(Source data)
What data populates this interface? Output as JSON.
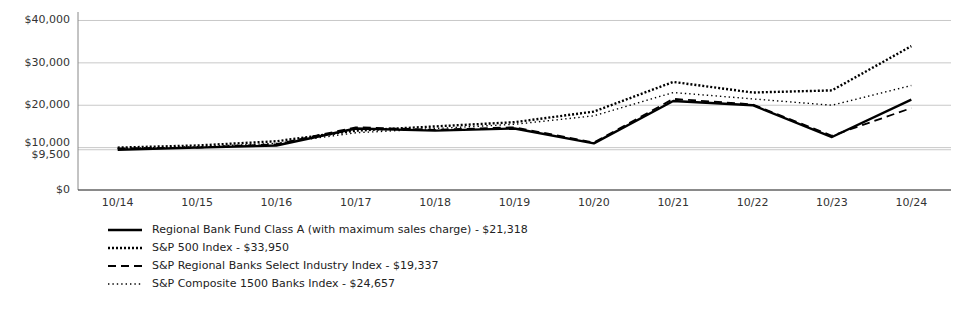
{
  "chart_data": {
    "type": "line",
    "categories": [
      "10/14",
      "10/15",
      "10/16",
      "10/17",
      "10/18",
      "10/19",
      "10/20",
      "10/21",
      "10/22",
      "10/23",
      "10/24"
    ],
    "series": [
      {
        "name": "Regional Bank Fund Class A (with maximum sales charge)  - $21,318",
        "color": "#000000",
        "line_style": "solid",
        "values": [
          9500,
          10000,
          10500,
          14500,
          14000,
          14500,
          11000,
          21000,
          20000,
          12500,
          21318
        ]
      },
      {
        "name": "S&P 500 Index - $33,950",
        "color": "#000000",
        "line_style": "dotted",
        "values": [
          10000,
          10500,
          11500,
          14000,
          15000,
          16000,
          18500,
          25500,
          23000,
          23500,
          33950
        ]
      },
      {
        "name": "S&P Regional Banks Select Industry Index - $19,337",
        "color": "#000000",
        "line_style": "dashed",
        "values": [
          9800,
          10000,
          10800,
          14800,
          14200,
          14800,
          11200,
          21500,
          20200,
          12800,
          19337
        ]
      },
      {
        "name": "S&P Composite 1500 Banks Index - $24,657",
        "color": "#000000",
        "line_style": "fine-dotted",
        "values": [
          9800,
          10200,
          11000,
          13500,
          14500,
          15500,
          17500,
          23000,
          21500,
          20000,
          24657
        ]
      }
    ],
    "ylim": [
      0,
      42000
    ],
    "yticks": [
      {
        "value": 0,
        "label": "$0"
      },
      {
        "value": 9500,
        "label": "$9,500"
      },
      {
        "value": 10000,
        "label": "$10,000"
      },
      {
        "value": 20000,
        "label": "$20,000"
      },
      {
        "value": 30000,
        "label": "$30,000"
      },
      {
        "value": 40000,
        "label": "$40,000"
      }
    ],
    "grid": true,
    "legend": "bottom"
  }
}
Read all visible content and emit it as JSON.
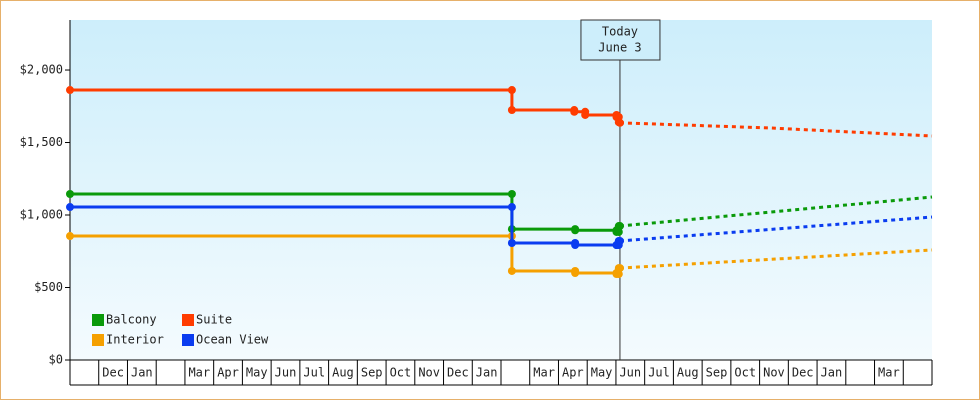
{
  "chart_data": {
    "type": "step-line",
    "categories": [
      null,
      "Dec",
      "Jan",
      null,
      "Mar",
      "Apr",
      "May",
      "Jun",
      "Jul",
      "Aug",
      "Sep",
      "Oct",
      "Nov",
      "Dec",
      "Jan",
      null,
      "Mar",
      "Apr",
      "May",
      "Jun",
      "Jul",
      "Aug",
      "Sep",
      "Oct",
      "Nov",
      "Dec",
      "Jan",
      null,
      "Mar",
      null
    ],
    "xlim": [
      0,
      30
    ],
    "ylim": [
      0,
      2345
    ],
    "yticks": [
      {
        "value": 0,
        "label": "$0"
      },
      {
        "value": 500,
        "label": "$500"
      },
      {
        "value": 1000,
        "label": "$1,000"
      },
      {
        "value": 1500,
        "label": "$1,500"
      },
      {
        "value": 2000,
        "label": "$2,000"
      }
    ],
    "series": [
      {
        "name": "Balcony",
        "color": "#0a9a0a",
        "x": [
          0,
          15.38,
          17.58,
          19.02,
          19.1
        ],
        "values": [
          1145,
          903,
          895,
          883,
          924
        ],
        "forecast": {
          "x": [
            19.14,
            30
          ],
          "values": [
            924,
            1124
          ]
        }
      },
      {
        "name": "Suite",
        "color": "#ff3c00",
        "x": [
          0,
          15.38,
          17.55,
          17.93,
          19.02,
          19.1
        ],
        "values": [
          1862,
          1724,
          1712,
          1690,
          1676,
          1640
        ],
        "forecast": {
          "x": [
            19.14,
            24.4,
            30
          ],
          "values": [
            1636,
            1600,
            1545
          ]
        }
      },
      {
        "name": "Interior",
        "color": "#f5a000",
        "x": [
          0,
          15.38,
          17.58,
          19.02,
          19.1
        ],
        "values": [
          855,
          614,
          600,
          593,
          634
        ],
        "forecast": {
          "x": [
            19.14,
            30
          ],
          "values": [
            634,
            759
          ]
        }
      },
      {
        "name": "Ocean View",
        "color": "#0a3cf0",
        "x": [
          0,
          15.38,
          17.58,
          19.02,
          19.1
        ],
        "values": [
          1055,
          807,
          793,
          793,
          821
        ],
        "forecast": {
          "x": [
            19.14,
            30
          ],
          "values": [
            821,
            986
          ]
        }
      }
    ],
    "annotation": {
      "x": 19.14,
      "lines": [
        "Today",
        "June 3"
      ]
    }
  }
}
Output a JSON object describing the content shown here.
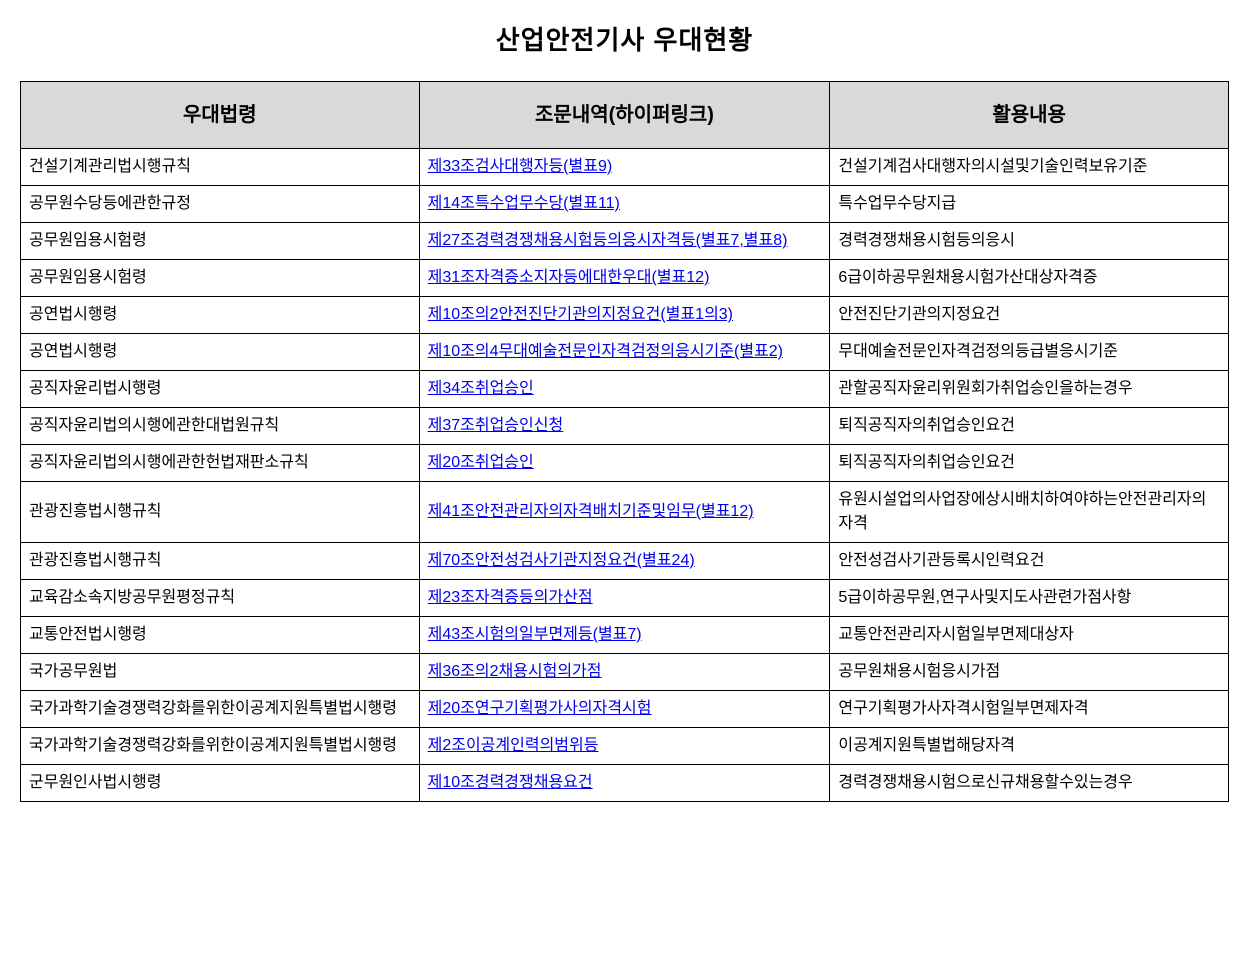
{
  "title": "산업안전기사 우대현황",
  "columns": [
    "우대법령",
    "조문내역(하이퍼링크)",
    "활용내용"
  ],
  "rows": [
    {
      "law": "건설기계관리법시행규칙",
      "article": "제33조검사대행자등(별표9)",
      "usage": "건설기계검사대행자의시설및기술인력보유기준"
    },
    {
      "law": "공무원수당등에관한규정",
      "article": "제14조특수업무수당(별표11)",
      "usage": "특수업무수당지급"
    },
    {
      "law": "공무원임용시험령",
      "article": "제27조경력경쟁채용시험등의응시자격등(별표7,별표8)",
      "usage": "경력경쟁채용시험등의응시"
    },
    {
      "law": "공무원임용시험령",
      "article": "제31조자격증소지자등에대한우대(별표12)",
      "usage": "6급이하공무원채용시험가산대상자격증"
    },
    {
      "law": "공연법시행령",
      "article": "제10조의2안전진단기관의지정요건(별표1의3)",
      "usage": "안전진단기관의지정요건"
    },
    {
      "law": "공연법시행령",
      "article": "제10조의4무대예술전문인자격검정의응시기준(별표2)",
      "usage": "무대예술전문인자격검정의등급별응시기준"
    },
    {
      "law": "공직자윤리법시행령",
      "article": "제34조취업승인",
      "usage": "관할공직자윤리위원회가취업승인을하는경우"
    },
    {
      "law": "공직자윤리법의시행에관한대법원규칙",
      "article": "제37조취업승인신청",
      "usage": "퇴직공직자의취업승인요건"
    },
    {
      "law": "공직자윤리법의시행에관한헌법재판소규칙",
      "article": "제20조취업승인",
      "usage": "퇴직공직자의취업승인요건"
    },
    {
      "law": "관광진흥법시행규칙",
      "article": "제41조안전관리자의자격배치기준및임무(별표12)",
      "usage": "유원시설업의사업장에상시배치하여야하는안전관리자의자격"
    },
    {
      "law": "관광진흥법시행규칙",
      "article": "제70조안전성검사기관지정요건(별표24)",
      "usage": "안전성검사기관등록시인력요건"
    },
    {
      "law": "교육감소속지방공무원평정규칙",
      "article": "제23조자격증등의가산점",
      "usage": "5급이하공무원,연구사및지도사관련가점사항"
    },
    {
      "law": "교통안전법시행령",
      "article": "제43조시험의일부면제등(별표7)",
      "usage": "교통안전관리자시험일부면제대상자"
    },
    {
      "law": "국가공무원법",
      "article": "제36조의2채용시험의가점",
      "usage": "공무원채용시험응시가점"
    },
    {
      "law": "국가과학기술경쟁력강화를위한이공계지원특별법시행령",
      "article": "제20조연구기획평가사의자격시험",
      "usage": "연구기획평가사자격시험일부면제자격"
    },
    {
      "law": "국가과학기술경쟁력강화를위한이공계지원특별법시행령",
      "article": "제2조이공계인력의범위등",
      "usage": "이공계지원특별법해당자격"
    },
    {
      "law": "군무원인사법시행령",
      "article": "제10조경력경쟁채용요건",
      "usage": "경력경쟁채용시험으로신규채용할수있는경우"
    }
  ],
  "style": {
    "background_color": "#ffffff",
    "border_color": "#000000",
    "header_bg": "#d9d9d9",
    "link_color": "#0000ee",
    "text_color": "#000000",
    "title_fontsize": 26,
    "header_fontsize": 20,
    "cell_fontsize": 16
  }
}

Written problem » Go through the listing above and list every line that has the word "dotted".

Solved exercise »
        "line_style": "dotted",
        "line_style": "fine-dotted",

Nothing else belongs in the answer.